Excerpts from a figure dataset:
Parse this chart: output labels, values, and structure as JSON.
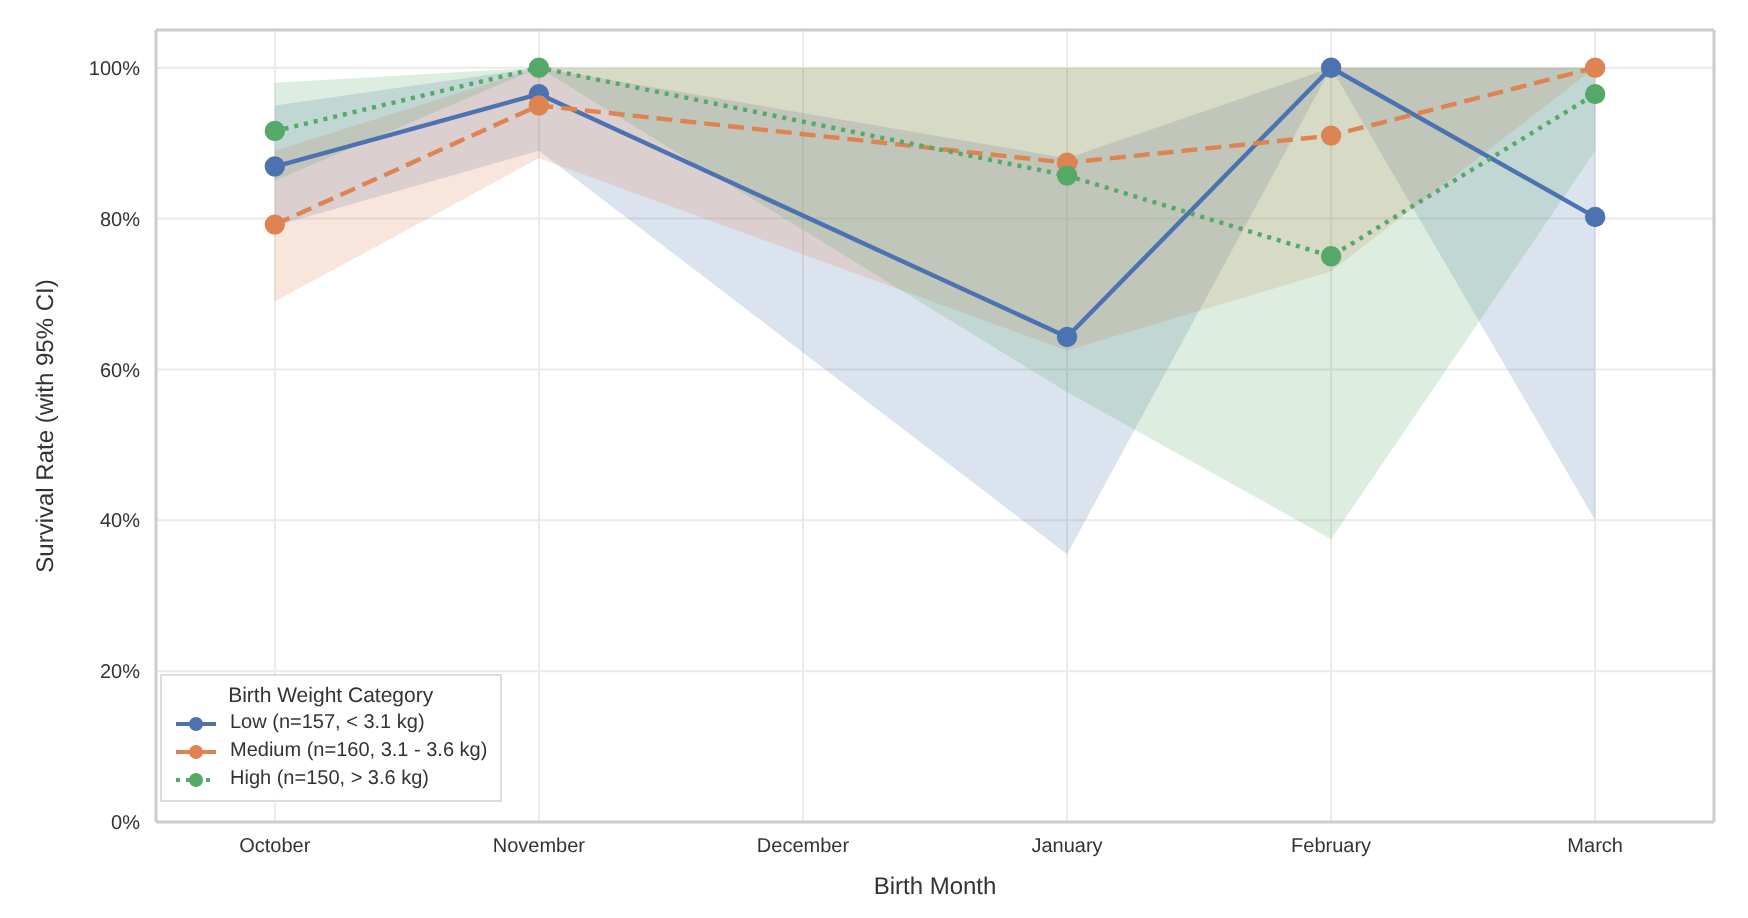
{
  "chart_data": {
    "type": "line",
    "xlabel": "Birth Month",
    "ylabel": "Survival Rate (with 95% CI)",
    "legend_title": "Birth Weight Category",
    "categories": [
      "October",
      "November",
      "December",
      "January",
      "February",
      "March"
    ],
    "series": [
      {
        "name": "Low (n=157, < 3.1 kg)",
        "color": "#4c72b0",
        "line_style": "solid",
        "values": [
          86.9,
          96.5,
          null,
          64.3,
          100,
          80.2
        ],
        "lower": [
          79,
          89,
          null,
          35.5,
          100,
          40
        ],
        "upper": [
          95,
          100,
          null,
          88,
          100,
          100
        ]
      },
      {
        "name": "Medium (n=160, 3.1 - 3.6 kg)",
        "color": "#dd8452",
        "line_style": "dashed",
        "values": [
          79.2,
          95,
          null,
          87.4,
          91,
          100
        ],
        "lower": [
          69,
          88,
          null,
          62.5,
          73,
          100
        ],
        "upper": [
          89,
          100,
          null,
          100,
          100,
          100
        ]
      },
      {
        "name": "High (n=150, > 3.6 kg)",
        "color": "#55a868",
        "line_style": "dotted",
        "values": [
          91.6,
          100,
          null,
          85.7,
          75,
          96.5
        ],
        "lower": [
          85,
          100,
          null,
          57,
          37.5,
          89
        ],
        "upper": [
          98,
          100,
          null,
          100,
          100,
          100
        ]
      }
    ],
    "ylim": [
      0,
      105
    ],
    "yticks": [
      {
        "value": 0,
        "label": "0%"
      },
      {
        "value": 20,
        "label": "20%"
      },
      {
        "value": 40,
        "label": "40%"
      },
      {
        "value": 60,
        "label": "60%"
      },
      {
        "value": 80,
        "label": "80%"
      },
      {
        "value": 100,
        "label": "100%"
      }
    ],
    "grid": true,
    "legend": "bottom left",
    "marker": "circle"
  }
}
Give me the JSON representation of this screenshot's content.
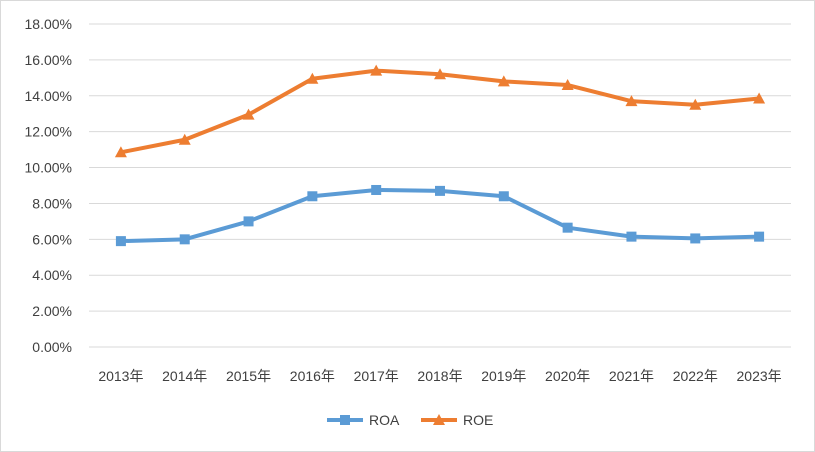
{
  "chart_data": {
    "type": "line",
    "categories": [
      "2013年",
      "2014年",
      "2015年",
      "2016年",
      "2017年",
      "2018年",
      "2019年",
      "2020年",
      "2021年",
      "2022年",
      "2023年"
    ],
    "y_tick_labels": [
      "0.00%",
      "2.00%",
      "4.00%",
      "6.00%",
      "8.00%",
      "10.00%",
      "12.00%",
      "14.00%",
      "16.00%",
      "18.00%"
    ],
    "ylim": [
      0,
      18
    ],
    "y_unit": "%",
    "grid": true,
    "legend_position": "bottom",
    "series": [
      {
        "name": "ROA",
        "values": [
          5.9,
          6.0,
          7.0,
          8.4,
          8.75,
          8.7,
          8.4,
          6.65,
          6.15,
          6.05,
          6.15
        ],
        "color": "#5b9bd5",
        "marker": "square"
      },
      {
        "name": "ROE",
        "values": [
          10.85,
          11.55,
          12.95,
          14.95,
          15.4,
          15.2,
          14.8,
          14.6,
          13.7,
          13.5,
          13.85
        ],
        "color": "#ed7d31",
        "marker": "triangle"
      }
    ]
  }
}
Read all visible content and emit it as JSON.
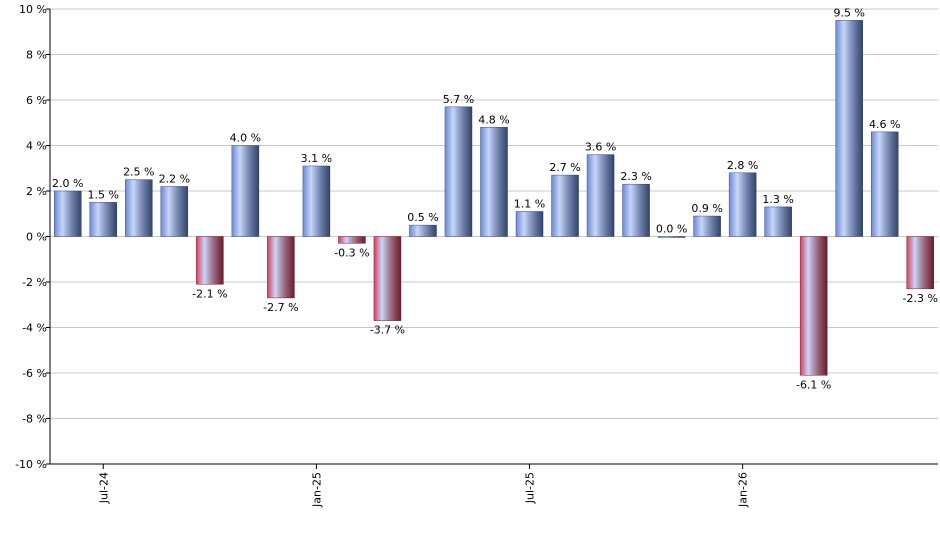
{
  "chart_data": {
    "type": "bar",
    "categories": [
      null,
      "Jul-24",
      null,
      null,
      null,
      null,
      null,
      "Jan-25",
      null,
      null,
      null,
      null,
      null,
      "Jul-25",
      null,
      null,
      null,
      null,
      null,
      "Jan-26",
      null,
      null,
      null,
      null,
      null
    ],
    "values": [
      2.0,
      1.5,
      2.5,
      2.2,
      -2.1,
      4.0,
      -2.7,
      3.1,
      -0.3,
      -3.7,
      0.5,
      5.7,
      4.8,
      1.1,
      2.7,
      3.6,
      2.3,
      0.0,
      0.9,
      2.8,
      1.3,
      -6.1,
      9.5,
      4.6,
      -2.3
    ],
    "value_labels": [
      "2.0 %",
      "1.5 %",
      "2.5 %",
      "2.2 %",
      "-2.1 %",
      "4.0 %",
      "-2.7 %",
      "3.1 %",
      "-0.3 %",
      "-3.7 %",
      "0.5 %",
      "5.7 %",
      "4.8 %",
      "1.1 %",
      "2.7 %",
      "3.6 %",
      "2.3 %",
      "0.0 %",
      "0.9 %",
      "2.8 %",
      "1.3 %",
      "-6.1 %",
      "9.5 %",
      "4.6 %",
      "-2.3 %"
    ],
    "color": "#6a8ad6",
    "negative_color": "#d0405e",
    "ylim": [
      -10,
      10
    ],
    "yticks": [
      {
        "value": -10,
        "label": "-10 %"
      },
      {
        "value": -8,
        "label": "-8 %"
      },
      {
        "value": -6,
        "label": "-6 %"
      },
      {
        "value": -4,
        "label": "-4 %"
      },
      {
        "value": -2,
        "label": "-2 %"
      },
      {
        "value": 0,
        "label": "0 %"
      },
      {
        "value": 2,
        "label": "2 %"
      },
      {
        "value": 4,
        "label": "4 %"
      },
      {
        "value": 6,
        "label": "6 %"
      },
      {
        "value": 8,
        "label": "8 %"
      },
      {
        "value": 10,
        "label": "10 %"
      }
    ],
    "grid": true
  }
}
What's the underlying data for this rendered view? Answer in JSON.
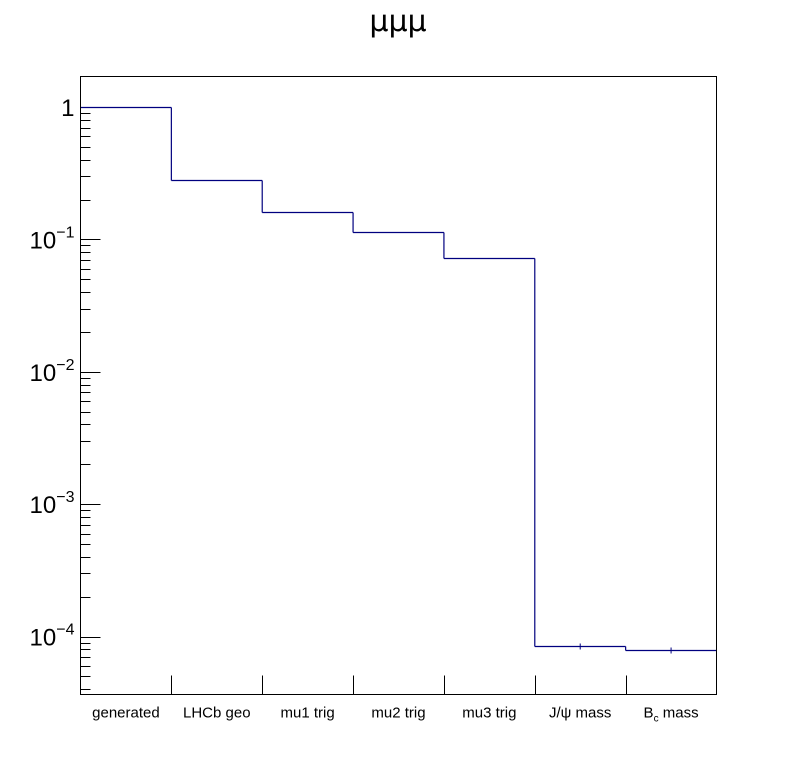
{
  "chart_data": {
    "type": "bar",
    "style": "step-histogram",
    "title": "μμμ",
    "xlabel": "",
    "ylabel": "",
    "y_scale": "log",
    "ylim": [
      3.65e-05,
      1.7
    ],
    "grid": false,
    "legend": "none",
    "line_color": "#00007f",
    "categories": [
      "generated",
      "LHCb geo",
      "mu1 trig",
      "mu2 trig",
      "mu3 trig",
      "J/ψ mass",
      "B_c mass"
    ],
    "category_labels": [
      {
        "text": "generated"
      },
      {
        "text": "LHCb geo"
      },
      {
        "text": "mu1 trig"
      },
      {
        "text": "mu2 trig"
      },
      {
        "text": "mu3 trig"
      },
      {
        "text": "J/ψ mass"
      },
      {
        "text": "B",
        "sub": "c",
        "suffix": " mass"
      }
    ],
    "values": [
      1.0,
      0.28,
      0.16,
      0.113,
      0.072,
      8.45e-05,
      7.85e-05
    ],
    "y_ticks": [
      {
        "base": "",
        "exp": "",
        "text": "1",
        "value": 1
      },
      {
        "base": "10",
        "exp": "−1",
        "text": "",
        "value": 0.1
      },
      {
        "base": "10",
        "exp": "−2",
        "text": "",
        "value": 0.01
      },
      {
        "base": "10",
        "exp": "−3",
        "text": "",
        "value": 0.001
      },
      {
        "base": "10",
        "exp": "−4",
        "text": "",
        "value": 0.0001
      }
    ]
  }
}
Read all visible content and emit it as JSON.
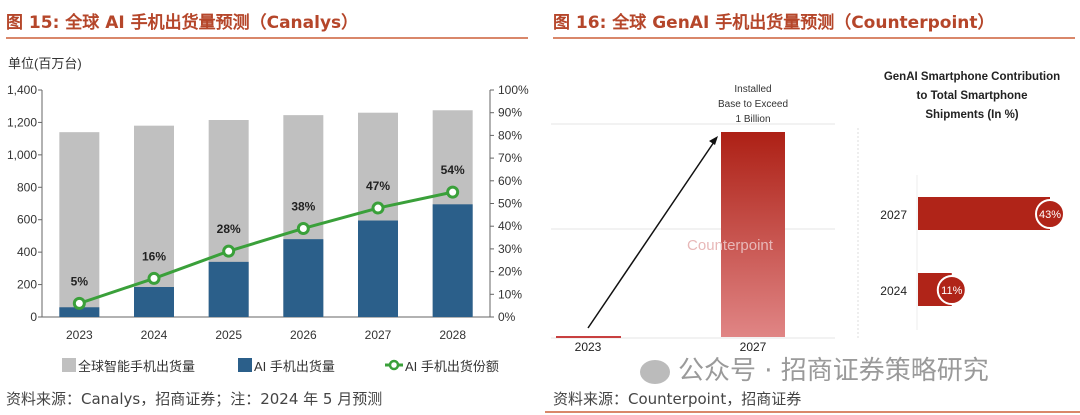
{
  "left": {
    "title": "图 15:  全球  AI 手机出货量预测（Canalys）",
    "source": "资料来源：Canalys，招商证券；注：2024 年 5 月预测"
  },
  "right": {
    "title": "图 16:  全球 GenAI 手机出货量预测（Counterpoint）",
    "source": "资料来源：Counterpoint，招商证券"
  },
  "watermark": "公众号 · 招商证券策略研究",
  "chart_data": [
    {
      "type": "bar",
      "unit_label": "单位(百万台)",
      "categories": [
        "2023",
        "2024",
        "2025",
        "2026",
        "2027",
        "2028"
      ],
      "series": [
        {
          "name": "全球智能手机出货量",
          "values": [
            1140,
            1180,
            1215,
            1245,
            1260,
            1275
          ],
          "color": "#c0c0c0"
        },
        {
          "name": "AI 手机出货量",
          "values": [
            60,
            185,
            340,
            480,
            595,
            695
          ],
          "color": "#2b5f8a"
        },
        {
          "name": "AI 手机出货份额",
          "type": "line",
          "axis": "right",
          "values": [
            5,
            16,
            28,
            38,
            47,
            54
          ],
          "labels": [
            "5%",
            "16%",
            "28%",
            "38%",
            "47%",
            "54%"
          ],
          "color": "#3aa03a"
        }
      ],
      "ylim": [
        0,
        1400
      ],
      "yticks": [
        "0",
        "200",
        "400",
        "600",
        "800",
        "1,000",
        "1,200",
        "1,400"
      ],
      "y2lim": [
        0,
        100
      ],
      "y2ticks": [
        "0%",
        "10%",
        "20%",
        "30%",
        "40%",
        "50%",
        "60%",
        "70%",
        "80%",
        "90%",
        "100%"
      ],
      "legend": "bottom"
    },
    {
      "type": "bar",
      "categories": [
        "2023",
        "2027"
      ],
      "annotation": [
        "Installed",
        "Base to Exceed",
        "1 Billion"
      ],
      "color": "#b02418",
      "watermark": "Counterpoint"
    },
    {
      "type": "bar",
      "orientation": "horizontal",
      "title": [
        "GenAI Smartphone Contribution",
        "to Total Smartphone",
        "Shipments (In %)"
      ],
      "categories": [
        "2027",
        "2024"
      ],
      "values": [
        43,
        11
      ],
      "labels": [
        "43%",
        "11%"
      ],
      "color": "#b02418"
    }
  ]
}
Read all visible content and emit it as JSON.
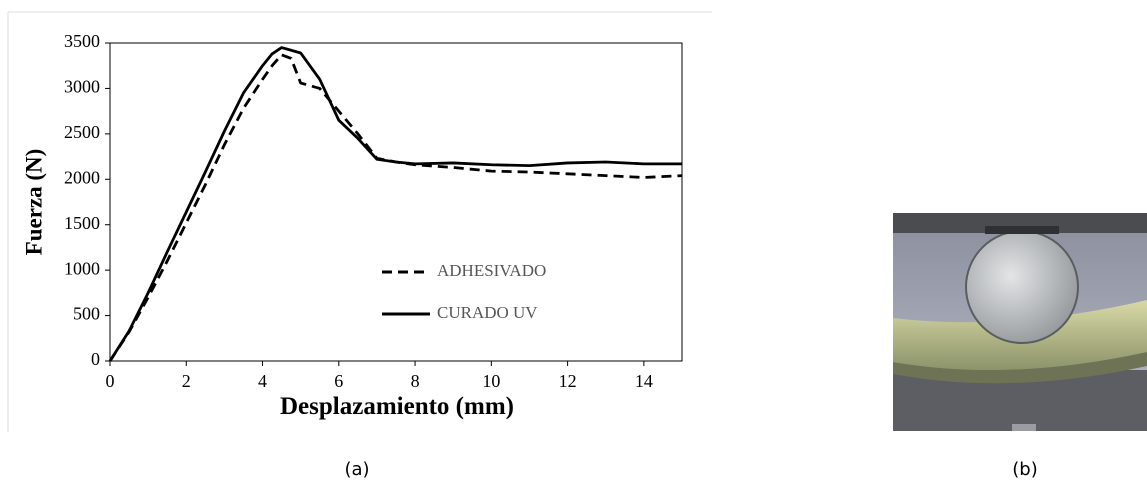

» **TASK GOAL**:
Extract every line of the records above that contains the word "bottom".

» **TASK SOLUTION**:
    "legend": "bottom left",
    "legend_position": "bottom",
      "legend": "bottom"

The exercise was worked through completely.